▶ **Objective**:
Collect all the lines that mention the word "výkonu".

▶ **The data**:
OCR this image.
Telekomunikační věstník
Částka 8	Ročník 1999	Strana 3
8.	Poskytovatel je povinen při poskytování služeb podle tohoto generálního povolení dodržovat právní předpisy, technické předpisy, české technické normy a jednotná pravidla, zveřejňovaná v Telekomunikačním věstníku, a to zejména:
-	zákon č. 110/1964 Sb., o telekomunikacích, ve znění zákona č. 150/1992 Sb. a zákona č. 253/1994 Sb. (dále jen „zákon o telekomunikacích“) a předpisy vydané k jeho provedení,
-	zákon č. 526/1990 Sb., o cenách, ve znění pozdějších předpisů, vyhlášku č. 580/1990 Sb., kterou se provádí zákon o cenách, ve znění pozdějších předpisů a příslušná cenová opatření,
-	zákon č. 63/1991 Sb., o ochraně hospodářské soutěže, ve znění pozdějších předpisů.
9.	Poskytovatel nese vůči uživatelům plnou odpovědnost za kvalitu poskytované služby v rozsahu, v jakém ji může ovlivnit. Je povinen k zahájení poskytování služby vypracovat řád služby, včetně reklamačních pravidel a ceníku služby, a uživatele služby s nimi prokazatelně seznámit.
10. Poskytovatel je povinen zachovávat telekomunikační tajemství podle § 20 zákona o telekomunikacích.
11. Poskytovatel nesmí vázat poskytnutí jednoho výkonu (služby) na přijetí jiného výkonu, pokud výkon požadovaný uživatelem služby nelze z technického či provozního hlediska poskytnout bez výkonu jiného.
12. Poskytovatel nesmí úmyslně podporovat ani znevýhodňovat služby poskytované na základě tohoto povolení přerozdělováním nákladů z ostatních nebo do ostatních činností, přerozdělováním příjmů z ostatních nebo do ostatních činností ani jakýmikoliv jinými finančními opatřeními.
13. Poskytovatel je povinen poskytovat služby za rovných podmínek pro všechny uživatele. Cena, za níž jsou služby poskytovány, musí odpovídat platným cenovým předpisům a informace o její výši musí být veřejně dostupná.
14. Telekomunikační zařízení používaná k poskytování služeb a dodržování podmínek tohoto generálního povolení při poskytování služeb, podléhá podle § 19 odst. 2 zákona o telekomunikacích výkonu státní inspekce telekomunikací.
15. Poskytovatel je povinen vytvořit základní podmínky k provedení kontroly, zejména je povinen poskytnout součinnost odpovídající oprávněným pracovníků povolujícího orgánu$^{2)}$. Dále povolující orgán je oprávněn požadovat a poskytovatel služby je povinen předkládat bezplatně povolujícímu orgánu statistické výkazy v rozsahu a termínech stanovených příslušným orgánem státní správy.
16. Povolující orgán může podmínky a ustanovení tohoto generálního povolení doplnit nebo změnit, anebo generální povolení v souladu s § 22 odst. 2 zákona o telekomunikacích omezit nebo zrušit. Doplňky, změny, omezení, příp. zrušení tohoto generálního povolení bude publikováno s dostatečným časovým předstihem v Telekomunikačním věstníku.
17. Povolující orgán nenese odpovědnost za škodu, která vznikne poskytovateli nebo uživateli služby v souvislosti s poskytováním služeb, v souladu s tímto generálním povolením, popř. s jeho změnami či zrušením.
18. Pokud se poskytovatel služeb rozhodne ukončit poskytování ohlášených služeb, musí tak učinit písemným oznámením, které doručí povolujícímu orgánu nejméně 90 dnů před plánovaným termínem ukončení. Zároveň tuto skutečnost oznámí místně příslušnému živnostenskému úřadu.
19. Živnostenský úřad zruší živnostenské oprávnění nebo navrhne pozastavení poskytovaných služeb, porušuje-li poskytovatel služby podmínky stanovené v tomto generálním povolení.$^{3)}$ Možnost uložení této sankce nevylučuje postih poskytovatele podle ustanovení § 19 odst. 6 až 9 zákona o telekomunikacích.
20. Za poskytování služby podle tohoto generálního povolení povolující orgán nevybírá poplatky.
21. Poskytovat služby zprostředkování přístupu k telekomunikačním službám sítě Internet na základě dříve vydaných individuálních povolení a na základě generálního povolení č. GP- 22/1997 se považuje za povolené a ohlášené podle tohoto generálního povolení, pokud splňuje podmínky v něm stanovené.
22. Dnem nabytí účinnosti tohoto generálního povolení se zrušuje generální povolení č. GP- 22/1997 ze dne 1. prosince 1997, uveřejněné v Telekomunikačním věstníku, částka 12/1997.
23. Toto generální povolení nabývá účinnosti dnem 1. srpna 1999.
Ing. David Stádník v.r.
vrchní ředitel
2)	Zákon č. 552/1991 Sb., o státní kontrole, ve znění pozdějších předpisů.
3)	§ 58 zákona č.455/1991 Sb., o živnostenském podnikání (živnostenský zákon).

▶ **Full response**:
11. Poskytovatel nesmí vázat poskytnutí jednoho výkonu (služby) na přijetí jiného výkonu, pokud výkon požadovaný uživatelem služby nelze z technického či provozního hlediska poskytnout bez výkonu jiného.
14. Telekomunikační zařízení používaná k poskytování služeb a dodržování podmínek tohoto generálního povolení při poskytování služeb, podléhá podle § 19 odst. 2 zákona o telekomunikacích výkonu státní inspekce telekomunikací.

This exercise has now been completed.